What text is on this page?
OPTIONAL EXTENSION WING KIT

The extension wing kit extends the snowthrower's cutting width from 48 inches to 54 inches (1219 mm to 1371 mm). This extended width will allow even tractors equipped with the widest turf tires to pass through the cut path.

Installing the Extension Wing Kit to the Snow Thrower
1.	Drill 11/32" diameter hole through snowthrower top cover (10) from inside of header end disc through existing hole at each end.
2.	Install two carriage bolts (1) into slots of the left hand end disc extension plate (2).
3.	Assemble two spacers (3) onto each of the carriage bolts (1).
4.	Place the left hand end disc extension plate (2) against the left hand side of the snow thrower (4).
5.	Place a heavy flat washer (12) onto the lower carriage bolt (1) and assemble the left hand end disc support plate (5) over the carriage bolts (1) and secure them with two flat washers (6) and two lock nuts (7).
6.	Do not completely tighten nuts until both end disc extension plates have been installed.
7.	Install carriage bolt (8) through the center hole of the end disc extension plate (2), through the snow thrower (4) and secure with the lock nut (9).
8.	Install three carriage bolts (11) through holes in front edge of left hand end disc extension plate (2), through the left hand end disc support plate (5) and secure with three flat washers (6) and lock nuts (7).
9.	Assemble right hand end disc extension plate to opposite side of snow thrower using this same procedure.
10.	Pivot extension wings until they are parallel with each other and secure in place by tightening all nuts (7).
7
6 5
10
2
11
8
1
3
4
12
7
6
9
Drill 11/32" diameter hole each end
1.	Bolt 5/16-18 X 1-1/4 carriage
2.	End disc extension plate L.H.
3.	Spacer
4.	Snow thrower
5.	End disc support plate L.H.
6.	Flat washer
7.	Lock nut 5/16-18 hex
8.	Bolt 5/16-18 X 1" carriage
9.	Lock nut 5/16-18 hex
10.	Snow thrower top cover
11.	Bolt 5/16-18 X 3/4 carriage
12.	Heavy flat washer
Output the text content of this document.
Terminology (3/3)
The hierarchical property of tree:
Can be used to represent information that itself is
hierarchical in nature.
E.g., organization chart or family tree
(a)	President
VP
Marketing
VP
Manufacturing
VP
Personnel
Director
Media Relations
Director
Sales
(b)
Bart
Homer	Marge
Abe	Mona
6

Task requirements | Reproduce the data in full, exactly as presented.

Expected answer |
What text is on this page?
OPTIONAL EXTENSION WING KIT

The extension wing kit extends the snowthrower's cutting width from 48 inches to 54 inches (1219 mm to 1371 mm). This extended width will allow even tractors equipped with the widest turf tires to pass through the cut path.

Installing the Extension Wing Kit to the Snow Thrower
1.	Drill 11/32" diameter hole through snowthrower top cover (10) from inside of header end disc through existing hole at each end.
2.	Install two carriage bolts (1) into slots of the left hand end disc extension plate (2).
3.	Assemble two spacers (3) onto each of the carriage bolts (1).
4.	Place the left hand end disc extension plate (2) against the left hand side of the snow thrower (4).
5.	Place a heavy flat washer (12) onto the lower carriage bolt (1) and assemble the left hand end disc support plate (5) over the carriage bolts (1) and secure them with two flat washers (6) and two lock nuts (7).
6.	Do not completely tighten nuts until both end disc extension plates have been installed.
7.	Install carriage bolt (8) through the center hole of the end disc extension plate (2), through the snow thrower (4) and secure with the lock nut (9).
8.	Install three carriage bolts (11) through holes in front edge of left hand end disc extension plate (2), through the left hand end disc support plate (5) and secure with three flat washers (6) and lock nuts (7).
9.	Assemble right hand end disc extension plate to opposite side of snow thrower using this same procedure.
10.	Pivot extension wings until they are parallel with each other and secure in place by tightening all nuts (7).
7
6 5
10
2
11
8
1
3
4
12
7
6
9
Drill 11/32" diameter hole each end
1.	Bolt 5/16-18 X 1-1/4 carriage
2.	End disc extension plate L.H.
3.	Spacer
4.	Snow thrower
5.	End disc support plate L.H.
6.	Flat washer
7.	Lock nut 5/16-18 hex
8.	Bolt 5/16-18 X 1" carriage
9.	Lock nut 5/16-18 hex
10.	Snow thrower top cover
11.	Bolt 5/16-18 X 3/4 carriage
12.	Heavy flat washer
Output the text content of this document.
Terminology (3/3)
The hierarchical property of tree:
Can be used to represent information that itself is
hierarchical in nature.
E.g., organization chart or family tree
(a)	President
VP
Marketing
VP
Manufacturing
VP
Personnel
Director
Media Relations
Director
Sales
(b)
Bart
Homer	Marge
Abe	Mona
6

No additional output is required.